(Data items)
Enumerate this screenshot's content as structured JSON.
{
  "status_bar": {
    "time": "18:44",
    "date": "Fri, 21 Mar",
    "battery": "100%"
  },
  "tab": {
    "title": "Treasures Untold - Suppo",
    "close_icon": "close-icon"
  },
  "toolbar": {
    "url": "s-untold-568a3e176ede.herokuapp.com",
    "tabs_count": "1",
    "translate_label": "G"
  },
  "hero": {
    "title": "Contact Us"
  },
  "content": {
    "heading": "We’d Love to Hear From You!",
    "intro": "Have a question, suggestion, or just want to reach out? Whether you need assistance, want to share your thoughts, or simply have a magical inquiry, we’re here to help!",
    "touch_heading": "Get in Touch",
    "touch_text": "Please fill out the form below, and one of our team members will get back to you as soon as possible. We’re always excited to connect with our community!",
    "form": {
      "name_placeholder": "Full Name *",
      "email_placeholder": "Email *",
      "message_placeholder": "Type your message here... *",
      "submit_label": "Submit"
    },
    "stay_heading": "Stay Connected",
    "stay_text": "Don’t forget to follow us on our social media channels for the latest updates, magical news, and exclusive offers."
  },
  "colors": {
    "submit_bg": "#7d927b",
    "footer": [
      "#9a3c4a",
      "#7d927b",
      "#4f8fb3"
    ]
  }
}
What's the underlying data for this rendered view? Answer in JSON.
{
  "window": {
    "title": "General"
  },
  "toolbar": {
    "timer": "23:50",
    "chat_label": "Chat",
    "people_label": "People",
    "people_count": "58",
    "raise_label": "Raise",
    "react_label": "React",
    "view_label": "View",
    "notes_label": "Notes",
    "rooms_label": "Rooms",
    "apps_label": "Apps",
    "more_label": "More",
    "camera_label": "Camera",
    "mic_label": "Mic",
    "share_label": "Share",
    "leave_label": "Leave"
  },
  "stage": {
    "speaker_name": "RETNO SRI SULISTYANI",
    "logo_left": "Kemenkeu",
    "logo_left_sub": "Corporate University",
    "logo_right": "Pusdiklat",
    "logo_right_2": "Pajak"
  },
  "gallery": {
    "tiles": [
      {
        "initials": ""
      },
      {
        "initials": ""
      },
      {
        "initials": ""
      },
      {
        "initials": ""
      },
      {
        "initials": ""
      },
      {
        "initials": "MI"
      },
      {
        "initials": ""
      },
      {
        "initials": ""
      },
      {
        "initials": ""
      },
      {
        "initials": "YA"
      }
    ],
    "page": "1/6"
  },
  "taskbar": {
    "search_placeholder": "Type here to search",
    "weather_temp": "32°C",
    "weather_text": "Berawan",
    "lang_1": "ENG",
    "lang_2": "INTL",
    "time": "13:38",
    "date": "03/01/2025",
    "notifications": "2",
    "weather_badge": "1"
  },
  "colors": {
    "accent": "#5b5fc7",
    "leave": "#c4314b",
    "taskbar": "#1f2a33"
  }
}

=== OBJECTIVE ===
Pull out every line in the material above where "title" occurs.

=== FINISHED ANSWER ===
    "title": "Treasures Untold - Suppo",
    "title": "Contact Us"
    "title": "General"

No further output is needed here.